• YOUR INSTRUCTIONS: In the copy, include every entry exactly but none of the pictures.

Data excerpts
>> begin

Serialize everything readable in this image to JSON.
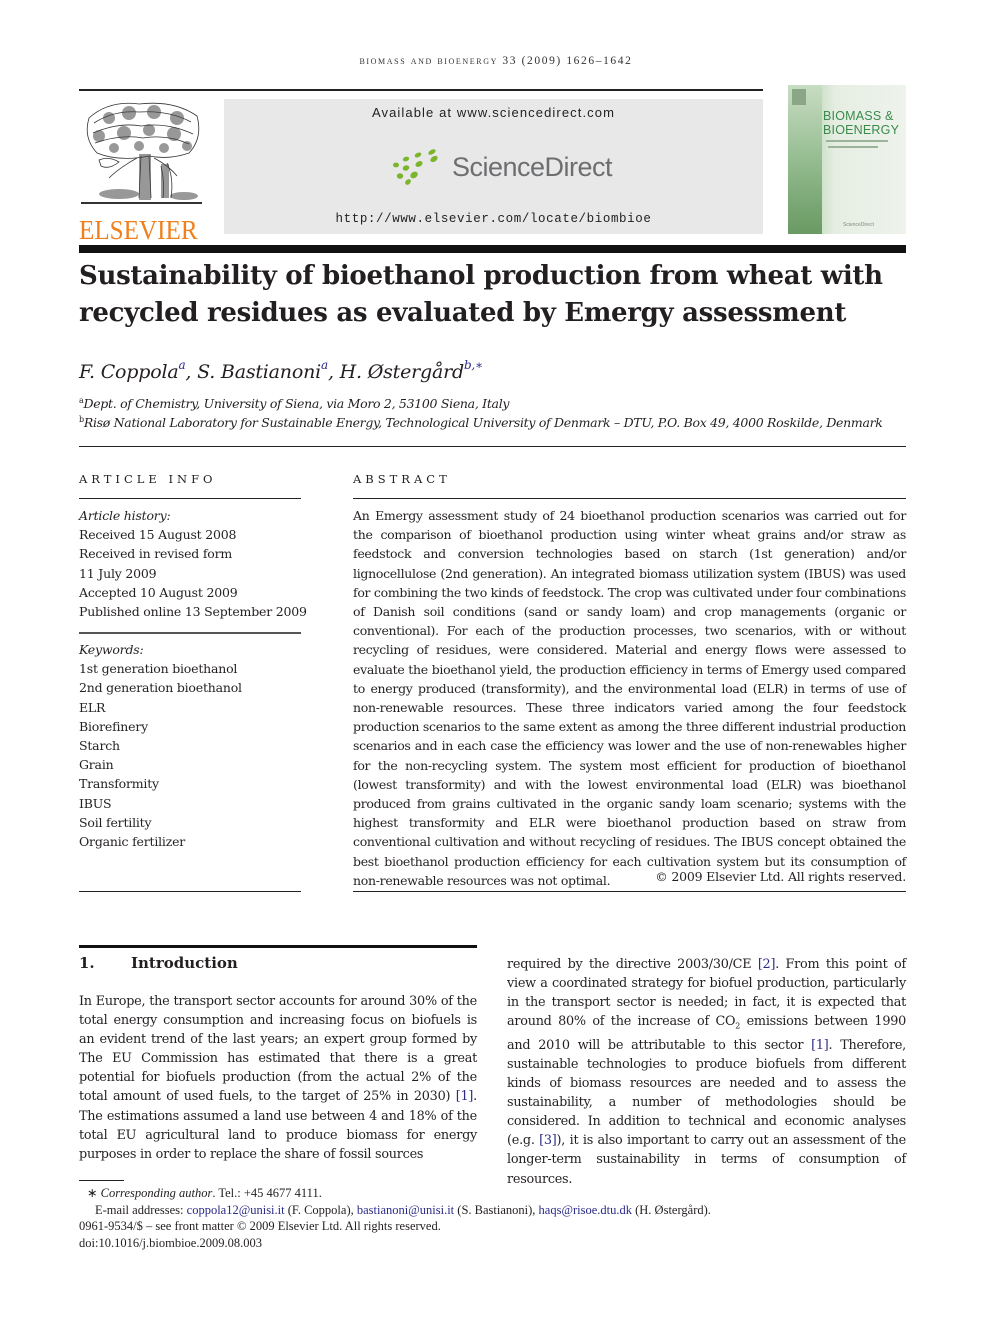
{
  "header": {
    "running_head": "biomass and bioenergy 33 (2009) 1626–1642",
    "publisher_logo_text": "ELSEVIER",
    "sciencedirect": {
      "available_text": "Available at www.sciencedirect.com",
      "logo_text": "ScienceDirect",
      "url": "http://www.elsevier.com/locate/biombioe"
    },
    "cover": {
      "title_line1": "BIOMASS &",
      "title_line2": "BIOENERGY",
      "footer": "ScienceDirect"
    }
  },
  "article": {
    "title": "Sustainability of bioethanol production from wheat with recycled residues as evaluated by Emergy assessment",
    "authors": [
      {
        "name": "F. Coppola",
        "affil": "a"
      },
      {
        "name": "S. Bastianoni",
        "affil": "a"
      },
      {
        "name": "H. Østergård",
        "affil": "b,∗"
      }
    ],
    "affiliations": [
      {
        "key": "a",
        "text": "Dept. of Chemistry, University of Siena, via Moro 2, 53100 Siena, Italy"
      },
      {
        "key": "b",
        "text": "Risø National Laboratory for Sustainable Energy, Technological University of Denmark – DTU, P.O. Box 49, 4000 Roskilde, Denmark"
      }
    ]
  },
  "article_info": {
    "heading": "ARTICLE INFO",
    "history_label": "Article history:",
    "history": [
      "Received 15 August 2008",
      "Received in revised form",
      "11 July 2009",
      "Accepted 10 August 2009",
      "Published online 13 September 2009"
    ],
    "keywords_label": "Keywords:",
    "keywords": [
      "1st generation bioethanol",
      "2nd generation bioethanol",
      "ELR",
      "Biorefinery",
      "Starch",
      "Grain",
      "Transformity",
      "IBUS",
      "Soil fertility",
      "Organic fertilizer"
    ]
  },
  "abstract": {
    "heading": "ABSTRACT",
    "text": "An Emergy assessment study of 24 bioethanol production scenarios was carried out for the comparison of bioethanol production using winter wheat grains and/or straw as feedstock and conversion technologies based on starch (1st generation) and/or lignocellulose (2nd generation). An integrated biomass utilization system (IBUS) was used for combining the two kinds of feedstock. The crop was cultivated under four combinations of Danish soil conditions (sand or sandy loam) and crop managements (organic or conventional). For each of the production processes, two scenarios, with or without recycling of residues, were considered. Material and energy flows were assessed to evaluate the bioethanol yield, the production efficiency in terms of Emergy used compared to energy produced (transformity), and the environmental load (ELR) in terms of use of non-renewable resources. These three indicators varied among the four feedstock production scenarios to the same extent as among the three different industrial production scenarios and in each case the efficiency was lower and the use of non-renewables higher for the non-recycling system. The system most efficient for production of bioethanol (lowest transformity) and with the lowest environmental load (ELR) was bioethanol produced from grains cultivated in the organic sandy loam scenario; systems with the highest transformity and ELR were bioethanol production based on straw from conventional cultivation and without recycling of residues. The IBUS concept obtained the best bioethanol production efficiency for each cultivation system but its consumption of non-renewable resources was not optimal.",
    "copyright": "© 2009 Elsevier Ltd. All rights reserved."
  },
  "introduction": {
    "number": "1.",
    "heading": "Introduction",
    "left": {
      "p1": "In Europe, the transport sector accounts for around 30% of the total energy consumption and increasing focus on biofuels is an evident trend of the last years; an expert group formed by The EU Commission has estimated that there is a great potential for biofuels production (from the actual 2% of the total amount of used fuels, to the target of 25% in 2030) ",
      "ref1": "[1]",
      "p2": ". The estimations assumed a land use between 4 and 18% of the total EU agricultural land to produce biomass for energy purposes in order to replace the share of fossil sources"
    },
    "right": {
      "s1": "required by the directive 2003/30/CE ",
      "ref2": "[2]",
      "s2": ". From this point of view a coordinated strategy for biofuel production, particularly in the transport sector is needed; in fact, it is expected that around 80% of the increase of CO",
      "sub": "2",
      "s3": " emissions between 1990 and 2010 will be attributable to this sector ",
      "ref1": "[1]",
      "s4": ". Therefore, sustainable technologies to produce biofuels from different kinds of biomass resources are needed and to assess the sustainability, a number of methodologies should be considered. In addition to technical and economic analyses (e.g. ",
      "ref3": "[3]",
      "s5": "), it is also important to carry out an assessment of the longer-term sustainability in terms of consumption of resources."
    }
  },
  "footnotes": {
    "corr_star": "∗",
    "corr_label": "Corresponding author",
    "corr_tel": ". Tel.: +45 4677 4111.",
    "email_label": "E-mail addresses: ",
    "emails": [
      {
        "addr": "coppola12@unisi.it",
        "who": " (F. Coppola), "
      },
      {
        "addr": "bastianoni@unisi.it",
        "who": " (S. Bastianoni), "
      },
      {
        "addr": "haqs@risoe.dtu.dk",
        "who": " (H. Østergård)."
      }
    ],
    "issn": "0961-9534/$ – see front matter © 2009 Elsevier Ltd. All rights reserved.",
    "doi": "doi:10.1016/j.biombioe.2009.08.003"
  }
}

>> end

• THE REPLY:
Serialize everything readable in this image to JSON.
{
  "header": {
    "running_head": "biomass and bioenergy 33 (2009) 1626–1642",
    "publisher_logo_text": "ELSEVIER",
    "sciencedirect": {
      "available_text": "Available at www.sciencedirect.com",
      "logo_text": "ScienceDirect",
      "url": "http://www.elsevier.com/locate/biombioe"
    },
    "cover": {
      "title_line1": "BIOMASS &",
      "title_line2": "BIOENERGY",
      "footer": "ScienceDirect"
    }
  },
  "article": {
    "title": "Sustainability of bioethanol production from wheat with recycled residues as evaluated by Emergy assessment",
    "authors": [
      {
        "name": "F. Coppola",
        "affil": "a"
      },
      {
        "name": "S. Bastianoni",
        "affil": "a"
      },
      {
        "name": "H. Østergård",
        "affil": "b,∗"
      }
    ],
    "affiliations": [
      {
        "key": "a",
        "text": "Dept. of Chemistry, University of Siena, via Moro 2, 53100 Siena, Italy"
      },
      {
        "key": "b",
        "text": "Risø National Laboratory for Sustainable Energy, Technological University of Denmark – DTU, P.O. Box 49, 4000 Roskilde, Denmark"
      }
    ]
  },
  "article_info": {
    "heading": "ARTICLE INFO",
    "history_label": "Article history:",
    "history": [
      "Received 15 August 2008",
      "Received in revised form",
      "11 July 2009",
      "Accepted 10 August 2009",
      "Published online 13 September 2009"
    ],
    "keywords_label": "Keywords:",
    "keywords": [
      "1st generation bioethanol",
      "2nd generation bioethanol",
      "ELR",
      "Biorefinery",
      "Starch",
      "Grain",
      "Transformity",
      "IBUS",
      "Soil fertility",
      "Organic fertilizer"
    ]
  },
  "abstract": {
    "heading": "ABSTRACT",
    "text": "An Emergy assessment study of 24 bioethanol production scenarios was carried out for the comparison of bioethanol production using winter wheat grains and/or straw as feedstock and conversion technologies based on starch (1st generation) and/or lignocellulose (2nd generation). An integrated biomass utilization system (IBUS) was used for combining the two kinds of feedstock. The crop was cultivated under four combinations of Danish soil conditions (sand or sandy loam) and crop managements (organic or conventional). For each of the production processes, two scenarios, with or without recycling of residues, were considered. Material and energy flows were assessed to evaluate the bioethanol yield, the production efficiency in terms of Emergy used compared to energy produced (transformity), and the environmental load (ELR) in terms of use of non-renewable resources. These three indicators varied among the four feedstock production scenarios to the same extent as among the three different industrial production scenarios and in each case the efficiency was lower and the use of non-renewables higher for the non-recycling system. The system most efficient for production of bioethanol (lowest transformity) and with the lowest environmental load (ELR) was bioethanol produced from grains cultivated in the organic sandy loam scenario; systems with the highest transformity and ELR were bioethanol production based on straw from conventional cultivation and without recycling of residues. The IBUS concept obtained the best bioethanol production efficiency for each cultivation system but its consumption of non-renewable resources was not optimal.",
    "copyright": "© 2009 Elsevier Ltd. All rights reserved."
  },
  "introduction": {
    "number": "1.",
    "heading": "Introduction",
    "left": {
      "p1": "In Europe, the transport sector accounts for around 30% of the total energy consumption and increasing focus on biofuels is an evident trend of the last years; an expert group formed by The EU Commission has estimated that there is a great potential for biofuels production (from the actual 2% of the total amount of used fuels, to the target of 25% in 2030) ",
      "ref1": "[1]",
      "p2": ". The estimations assumed a land use between 4 and 18% of the total EU agricultural land to produce biomass for energy purposes in order to replace the share of fossil sources"
    },
    "right": {
      "s1": "required by the directive 2003/30/CE ",
      "ref2": "[2]",
      "s2": ". From this point of view a coordinated strategy for biofuel production, particularly in the transport sector is needed; in fact, it is expected that around 80% of the increase of CO",
      "sub": "2",
      "s3": " emissions between 1990 and 2010 will be attributable to this sector ",
      "ref1": "[1]",
      "s4": ". Therefore, sustainable technologies to produce biofuels from different kinds of biomass resources are needed and to assess the sustainability, a number of methodologies should be considered. In addition to technical and economic analyses (e.g. ",
      "ref3": "[3]",
      "s5": "), it is also important to carry out an assessment of the longer-term sustainability in terms of consumption of resources."
    }
  },
  "footnotes": {
    "corr_star": "∗",
    "corr_label": "Corresponding author",
    "corr_tel": ". Tel.: +45 4677 4111.",
    "email_label": "E-mail addresses: ",
    "emails": [
      {
        "addr": "coppola12@unisi.it",
        "who": " (F. Coppola), "
      },
      {
        "addr": "bastianoni@unisi.it",
        "who": " (S. Bastianoni), "
      },
      {
        "addr": "haqs@risoe.dtu.dk",
        "who": " (H. Østergård)."
      }
    ],
    "issn": "0961-9534/$ – see front matter © 2009 Elsevier Ltd. All rights reserved.",
    "doi": "doi:10.1016/j.biombioe.2009.08.003"
  }
}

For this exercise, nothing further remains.